What is needed:
Write out the material exactly, leaving every picture behind.

[Collection entries]
** Begin **

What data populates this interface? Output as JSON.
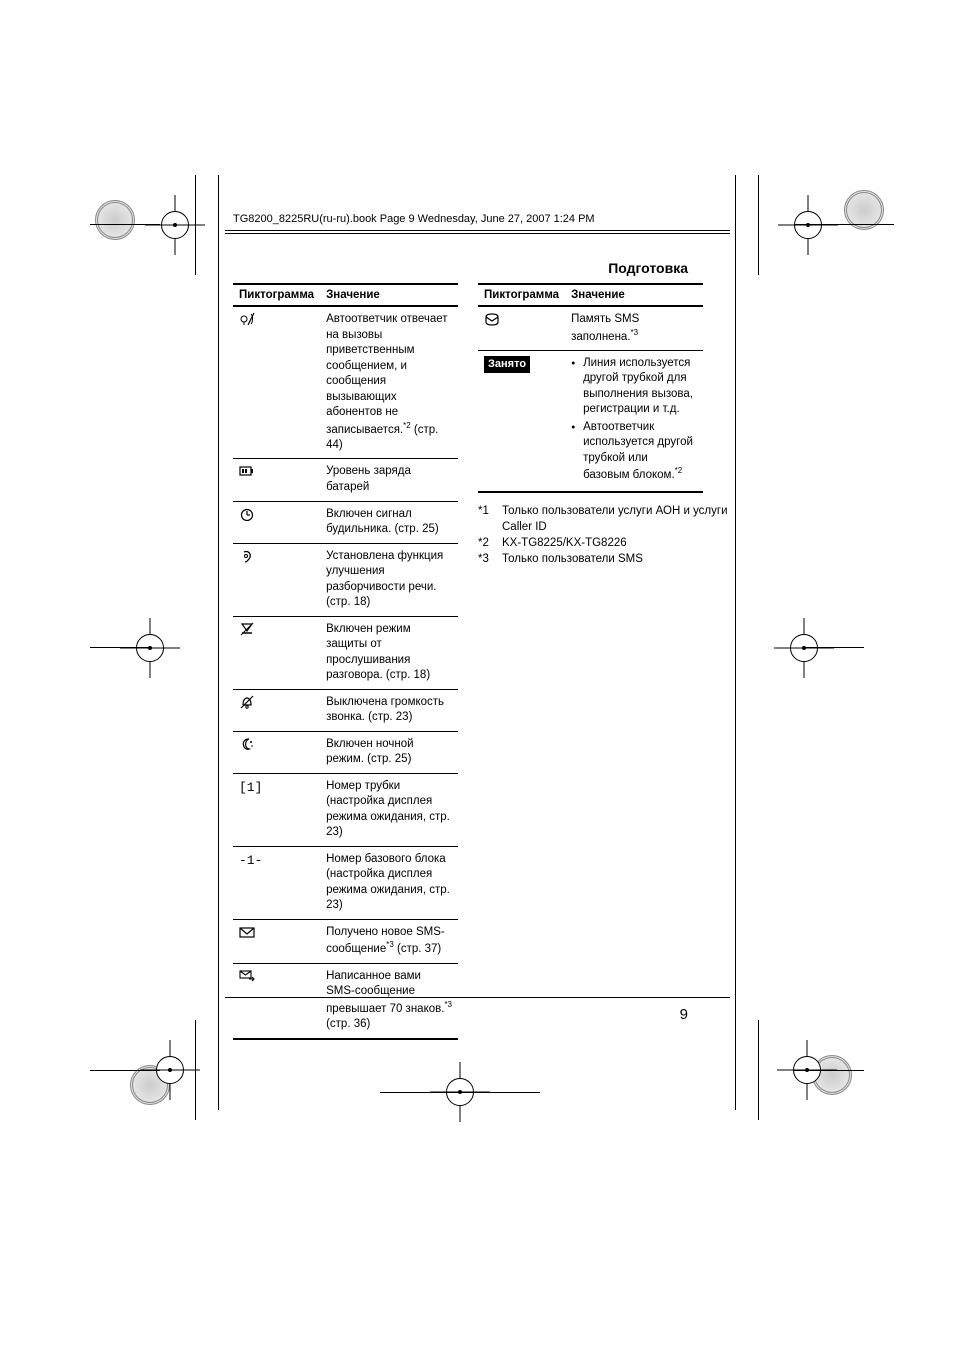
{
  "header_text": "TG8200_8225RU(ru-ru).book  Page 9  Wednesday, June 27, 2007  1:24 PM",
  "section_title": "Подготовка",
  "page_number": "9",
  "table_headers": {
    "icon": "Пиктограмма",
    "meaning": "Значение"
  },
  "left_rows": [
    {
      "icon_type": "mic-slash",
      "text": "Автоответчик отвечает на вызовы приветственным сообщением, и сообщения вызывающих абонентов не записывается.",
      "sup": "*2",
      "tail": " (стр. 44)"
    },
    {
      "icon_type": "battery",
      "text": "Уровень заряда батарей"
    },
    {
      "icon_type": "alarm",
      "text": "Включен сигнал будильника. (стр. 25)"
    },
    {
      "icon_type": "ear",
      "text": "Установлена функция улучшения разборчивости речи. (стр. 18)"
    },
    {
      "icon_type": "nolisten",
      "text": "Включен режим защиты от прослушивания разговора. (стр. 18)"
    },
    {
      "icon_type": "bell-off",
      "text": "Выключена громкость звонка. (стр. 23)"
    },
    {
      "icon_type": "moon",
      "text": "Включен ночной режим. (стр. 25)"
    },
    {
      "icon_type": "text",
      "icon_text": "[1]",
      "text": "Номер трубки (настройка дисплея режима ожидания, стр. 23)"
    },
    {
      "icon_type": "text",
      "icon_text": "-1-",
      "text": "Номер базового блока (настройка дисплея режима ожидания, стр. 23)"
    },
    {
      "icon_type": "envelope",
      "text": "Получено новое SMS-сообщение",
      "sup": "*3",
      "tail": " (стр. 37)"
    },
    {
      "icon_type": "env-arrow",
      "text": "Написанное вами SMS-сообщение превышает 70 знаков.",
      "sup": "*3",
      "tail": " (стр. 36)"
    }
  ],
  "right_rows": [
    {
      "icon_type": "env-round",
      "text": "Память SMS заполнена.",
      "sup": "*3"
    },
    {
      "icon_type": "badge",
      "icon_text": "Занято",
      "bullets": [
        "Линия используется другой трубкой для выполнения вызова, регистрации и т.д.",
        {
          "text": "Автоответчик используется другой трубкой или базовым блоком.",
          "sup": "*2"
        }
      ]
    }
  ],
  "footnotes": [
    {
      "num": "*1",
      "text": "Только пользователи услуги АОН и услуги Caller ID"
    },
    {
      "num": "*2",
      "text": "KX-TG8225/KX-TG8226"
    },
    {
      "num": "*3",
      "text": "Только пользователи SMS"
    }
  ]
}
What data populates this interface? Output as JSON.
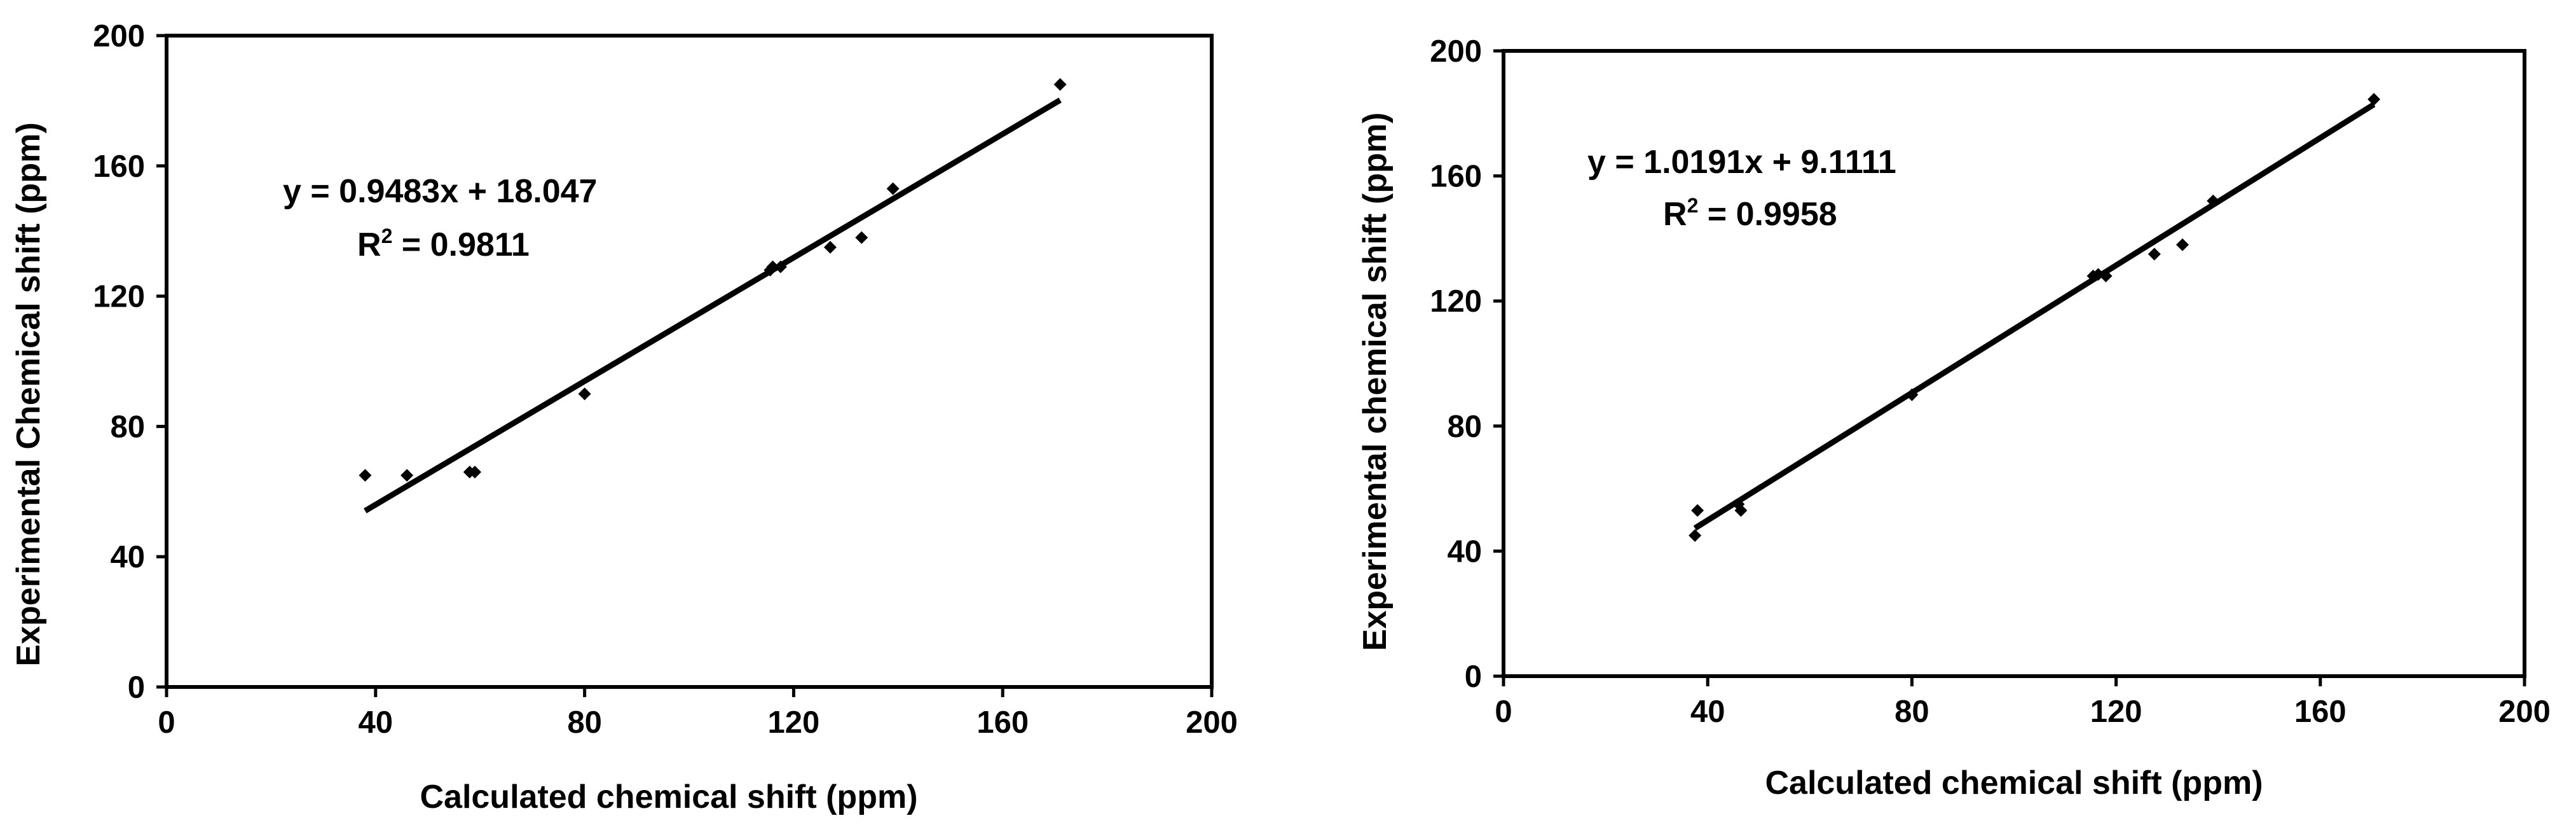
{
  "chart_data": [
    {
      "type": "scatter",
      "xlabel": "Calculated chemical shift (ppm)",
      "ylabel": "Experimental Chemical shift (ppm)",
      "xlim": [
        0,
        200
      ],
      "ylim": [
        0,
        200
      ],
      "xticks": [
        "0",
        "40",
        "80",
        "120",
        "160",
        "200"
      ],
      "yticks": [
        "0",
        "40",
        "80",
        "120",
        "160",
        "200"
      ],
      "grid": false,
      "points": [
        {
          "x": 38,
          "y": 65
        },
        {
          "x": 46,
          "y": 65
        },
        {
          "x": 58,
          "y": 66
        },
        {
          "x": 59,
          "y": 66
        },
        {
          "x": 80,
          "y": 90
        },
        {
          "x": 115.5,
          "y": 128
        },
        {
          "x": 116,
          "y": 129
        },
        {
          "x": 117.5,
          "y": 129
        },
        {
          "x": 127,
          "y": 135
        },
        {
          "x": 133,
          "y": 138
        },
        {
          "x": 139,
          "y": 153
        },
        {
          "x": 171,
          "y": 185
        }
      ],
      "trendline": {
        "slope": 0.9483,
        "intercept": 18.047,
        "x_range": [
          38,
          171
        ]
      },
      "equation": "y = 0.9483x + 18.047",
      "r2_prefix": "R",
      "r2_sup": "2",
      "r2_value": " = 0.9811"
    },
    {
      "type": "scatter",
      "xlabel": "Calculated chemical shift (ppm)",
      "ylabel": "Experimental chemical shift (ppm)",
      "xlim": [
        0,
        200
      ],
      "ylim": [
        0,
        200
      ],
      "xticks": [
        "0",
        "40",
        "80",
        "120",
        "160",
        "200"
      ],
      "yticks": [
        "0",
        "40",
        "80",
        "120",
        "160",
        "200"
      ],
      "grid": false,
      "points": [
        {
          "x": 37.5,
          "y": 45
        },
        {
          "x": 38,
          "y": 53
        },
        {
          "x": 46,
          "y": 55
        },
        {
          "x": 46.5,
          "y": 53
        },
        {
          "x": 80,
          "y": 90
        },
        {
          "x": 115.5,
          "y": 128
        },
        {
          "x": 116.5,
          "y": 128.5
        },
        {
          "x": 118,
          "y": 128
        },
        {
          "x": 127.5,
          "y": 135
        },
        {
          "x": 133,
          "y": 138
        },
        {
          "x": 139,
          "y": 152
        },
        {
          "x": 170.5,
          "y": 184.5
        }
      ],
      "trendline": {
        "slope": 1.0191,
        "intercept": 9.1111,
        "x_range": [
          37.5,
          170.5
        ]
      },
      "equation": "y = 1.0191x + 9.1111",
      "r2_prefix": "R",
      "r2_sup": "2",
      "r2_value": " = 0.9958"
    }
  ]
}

** End **

Finished exercise:
What data populates this interface? Output as JSON.
{
  "header_text": "TG8200_8225RU(ru-ru).book  Page 9  Wednesday, June 27, 2007  1:24 PM",
  "section_title": "Подготовка",
  "page_number": "9",
  "table_headers": {
    "icon": "Пиктограмма",
    "meaning": "Значение"
  },
  "left_rows": [
    {
      "icon_type": "mic-slash",
      "text": "Автоответчик отвечает на вызовы приветственным сообщением, и сообщения вызывающих абонентов не записывается.",
      "sup": "*2",
      "tail": " (стр. 44)"
    },
    {
      "icon_type": "battery",
      "text": "Уровень заряда батарей"
    },
    {
      "icon_type": "alarm",
      "text": "Включен сигнал будильника. (стр. 25)"
    },
    {
      "icon_type": "ear",
      "text": "Установлена функция улучшения разборчивости речи. (стр. 18)"
    },
    {
      "icon_type": "nolisten",
      "text": "Включен режим защиты от прослушивания разговора. (стр. 18)"
    },
    {
      "icon_type": "bell-off",
      "text": "Выключена громкость звонка. (стр. 23)"
    },
    {
      "icon_type": "moon",
      "text": "Включен ночной режим. (стр. 25)"
    },
    {
      "icon_type": "text",
      "icon_text": "[1]",
      "text": "Номер трубки (настройка дисплея режима ожидания, стр. 23)"
    },
    {
      "icon_type": "text",
      "icon_text": "-1-",
      "text": "Номер базового блока (настройка дисплея режима ожидания, стр. 23)"
    },
    {
      "icon_type": "envelope",
      "text": "Получено новое SMS-сообщение",
      "sup": "*3",
      "tail": " (стр. 37)"
    },
    {
      "icon_type": "env-arrow",
      "text": "Написанное вами SMS-сообщение превышает 70 знаков.",
      "sup": "*3",
      "tail": " (стр. 36)"
    }
  ],
  "right_rows": [
    {
      "icon_type": "env-round",
      "text": "Память SMS заполнена.",
      "sup": "*3"
    },
    {
      "icon_type": "badge",
      "icon_text": "Занято",
      "bullets": [
        "Линия используется другой трубкой для выполнения вызова, регистрации и т.д.",
        {
          "text": "Автоответчик используется другой трубкой или базовым блоком.",
          "sup": "*2"
        }
      ]
    }
  ],
  "footnotes": [
    {
      "num": "*1",
      "text": "Только пользователи услуги АОН и услуги Caller ID"
    },
    {
      "num": "*2",
      "text": "KX-TG8225/KX-TG8226"
    },
    {
      "num": "*3",
      "text": "Только пользователи SMS"
    }
  ]
}
What data populates this interface? Output as JSON.
{
  "chart_data": [
    {
      "type": "scatter",
      "xlabel": "Calculated chemical shift (ppm)",
      "ylabel": "Experimental Chemical shift (ppm)",
      "xlim": [
        0,
        200
      ],
      "ylim": [
        0,
        200
      ],
      "xticks": [
        "0",
        "40",
        "80",
        "120",
        "160",
        "200"
      ],
      "yticks": [
        "0",
        "40",
        "80",
        "120",
        "160",
        "200"
      ],
      "grid": false,
      "points": [
        {
          "x": 38,
          "y": 65
        },
        {
          "x": 46,
          "y": 65
        },
        {
          "x": 58,
          "y": 66
        },
        {
          "x": 59,
          "y": 66
        },
        {
          "x": 80,
          "y": 90
        },
        {
          "x": 115.5,
          "y": 128
        },
        {
          "x": 116,
          "y": 129
        },
        {
          "x": 117.5,
          "y": 129
        },
        {
          "x": 127,
          "y": 135
        },
        {
          "x": 133,
          "y": 138
        },
        {
          "x": 139,
          "y": 153
        },
        {
          "x": 171,
          "y": 185
        }
      ],
      "trendline": {
        "slope": 0.9483,
        "intercept": 18.047,
        "x_range": [
          38,
          171
        ]
      },
      "equation": "y = 0.9483x + 18.047",
      "r2_prefix": "R",
      "r2_sup": "2",
      "r2_value": " = 0.9811"
    },
    {
      "type": "scatter",
      "xlabel": "Calculated chemical shift (ppm)",
      "ylabel": "Experimental chemical shift (ppm)",
      "xlim": [
        0,
        200
      ],
      "ylim": [
        0,
        200
      ],
      "xticks": [
        "0",
        "40",
        "80",
        "120",
        "160",
        "200"
      ],
      "yticks": [
        "0",
        "40",
        "80",
        "120",
        "160",
        "200"
      ],
      "grid": false,
      "points": [
        {
          "x": 37.5,
          "y": 45
        },
        {
          "x": 38,
          "y": 53
        },
        {
          "x": 46,
          "y": 55
        },
        {
          "x": 46.5,
          "y": 53
        },
        {
          "x": 80,
          "y": 90
        },
        {
          "x": 115.5,
          "y": 128
        },
        {
          "x": 116.5,
          "y": 128.5
        },
        {
          "x": 118,
          "y": 128
        },
        {
          "x": 127.5,
          "y": 135
        },
        {
          "x": 133,
          "y": 138
        },
        {
          "x": 139,
          "y": 152
        },
        {
          "x": 170.5,
          "y": 184.5
        }
      ],
      "trendline": {
        "slope": 1.0191,
        "intercept": 9.1111,
        "x_range": [
          37.5,
          170.5
        ]
      },
      "equation": "y = 1.0191x + 9.1111",
      "r2_prefix": "R",
      "r2_sup": "2",
      "r2_value": " = 0.9958"
    }
  ]
}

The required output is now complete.